-- start PROVIDED RECORDS --

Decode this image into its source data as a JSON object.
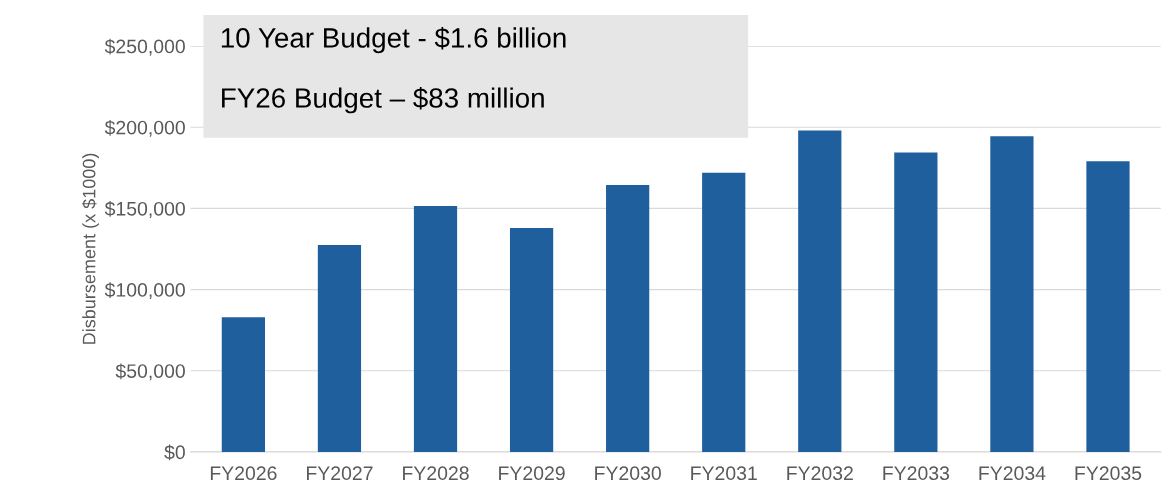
{
  "chart_data": {
    "type": "bar",
    "categories": [
      "FY2026",
      "FY2027",
      "FY2028",
      "FY2029",
      "FY2030",
      "FY2031",
      "FY2032",
      "FY2033",
      "FY2034",
      "FY2035"
    ],
    "values": [
      83000,
      127500,
      151500,
      138000,
      164500,
      172000,
      198000,
      184500,
      194500,
      179000
    ],
    "color": "#1f5f9e",
    "ylabel": "Disbursement (x $1000)",
    "ylim": [
      0,
      250000
    ],
    "yticks": [
      {
        "value": 0,
        "label": "$0"
      },
      {
        "value": 50000,
        "label": "$50,000"
      },
      {
        "value": 100000,
        "label": "$100,000"
      },
      {
        "value": 150000,
        "label": "$150,000"
      },
      {
        "value": 200000,
        "label": "$200,000"
      },
      {
        "value": 250000,
        "label": "$250,000"
      }
    ],
    "grid": "y",
    "annotations": [
      "10 Year Budget - $1.6 billion",
      "FY26 Budget – $83 million"
    ]
  }
}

-- end PROVIDED RECORDS --

> [AIM]: Look through the data above. Find each line with the string "Budget" and copy it.

> [REPLY TO THE TASK]:
      "10 Year Budget - $1.6 billion",
      "FY26 Budget – $83 million"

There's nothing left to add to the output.